> Records for this exercise
☆ ☆ ☆ ☆

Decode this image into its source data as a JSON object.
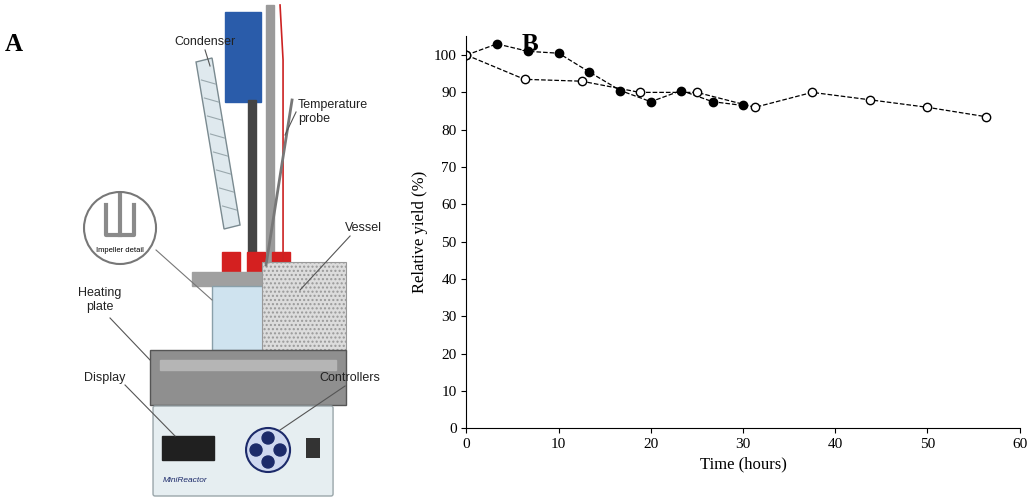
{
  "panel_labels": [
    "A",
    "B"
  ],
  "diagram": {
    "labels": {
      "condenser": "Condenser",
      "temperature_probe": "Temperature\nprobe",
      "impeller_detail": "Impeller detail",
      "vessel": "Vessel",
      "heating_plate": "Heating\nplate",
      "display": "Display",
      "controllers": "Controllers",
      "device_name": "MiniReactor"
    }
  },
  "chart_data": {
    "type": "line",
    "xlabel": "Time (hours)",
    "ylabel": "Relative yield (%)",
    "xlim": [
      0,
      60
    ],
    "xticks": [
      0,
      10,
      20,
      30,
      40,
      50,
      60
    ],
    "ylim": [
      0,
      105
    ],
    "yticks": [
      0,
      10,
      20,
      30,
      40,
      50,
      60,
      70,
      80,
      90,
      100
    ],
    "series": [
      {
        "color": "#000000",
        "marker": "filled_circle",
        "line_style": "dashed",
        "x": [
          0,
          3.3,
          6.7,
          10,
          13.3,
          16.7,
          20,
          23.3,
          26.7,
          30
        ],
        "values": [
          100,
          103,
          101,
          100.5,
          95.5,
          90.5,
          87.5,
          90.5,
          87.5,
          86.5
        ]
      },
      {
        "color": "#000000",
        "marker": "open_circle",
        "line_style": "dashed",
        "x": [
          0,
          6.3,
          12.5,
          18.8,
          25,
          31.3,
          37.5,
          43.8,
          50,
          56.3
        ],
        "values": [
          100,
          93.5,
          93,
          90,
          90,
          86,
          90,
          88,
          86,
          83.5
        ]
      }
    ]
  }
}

☆ ☆ ☆ ☆

> Requirements
Copy the data exactly. Any picture it contains is to be omitted.

> Task result
Decode this image into its source data as a JSON object.
{
  "panel_labels": [
    "A",
    "B"
  ],
  "diagram": {
    "labels": {
      "condenser": "Condenser",
      "temperature_probe": "Temperature\nprobe",
      "impeller_detail": "Impeller detail",
      "vessel": "Vessel",
      "heating_plate": "Heating\nplate",
      "display": "Display",
      "controllers": "Controllers",
      "device_name": "MiniReactor"
    }
  },
  "chart_data": {
    "type": "line",
    "xlabel": "Time (hours)",
    "ylabel": "Relative yield (%)",
    "xlim": [
      0,
      60
    ],
    "xticks": [
      0,
      10,
      20,
      30,
      40,
      50,
      60
    ],
    "ylim": [
      0,
      105
    ],
    "yticks": [
      0,
      10,
      20,
      30,
      40,
      50,
      60,
      70,
      80,
      90,
      100
    ],
    "series": [
      {
        "color": "#000000",
        "marker": "filled_circle",
        "line_style": "dashed",
        "x": [
          0,
          3.3,
          6.7,
          10,
          13.3,
          16.7,
          20,
          23.3,
          26.7,
          30
        ],
        "values": [
          100,
          103,
          101,
          100.5,
          95.5,
          90.5,
          87.5,
          90.5,
          87.5,
          86.5
        ]
      },
      {
        "color": "#000000",
        "marker": "open_circle",
        "line_style": "dashed",
        "x": [
          0,
          6.3,
          12.5,
          18.8,
          25,
          31.3,
          37.5,
          43.8,
          50,
          56.3
        ],
        "values": [
          100,
          93.5,
          93,
          90,
          90,
          86,
          90,
          88,
          86,
          83.5
        ]
      }
    ]
  }
}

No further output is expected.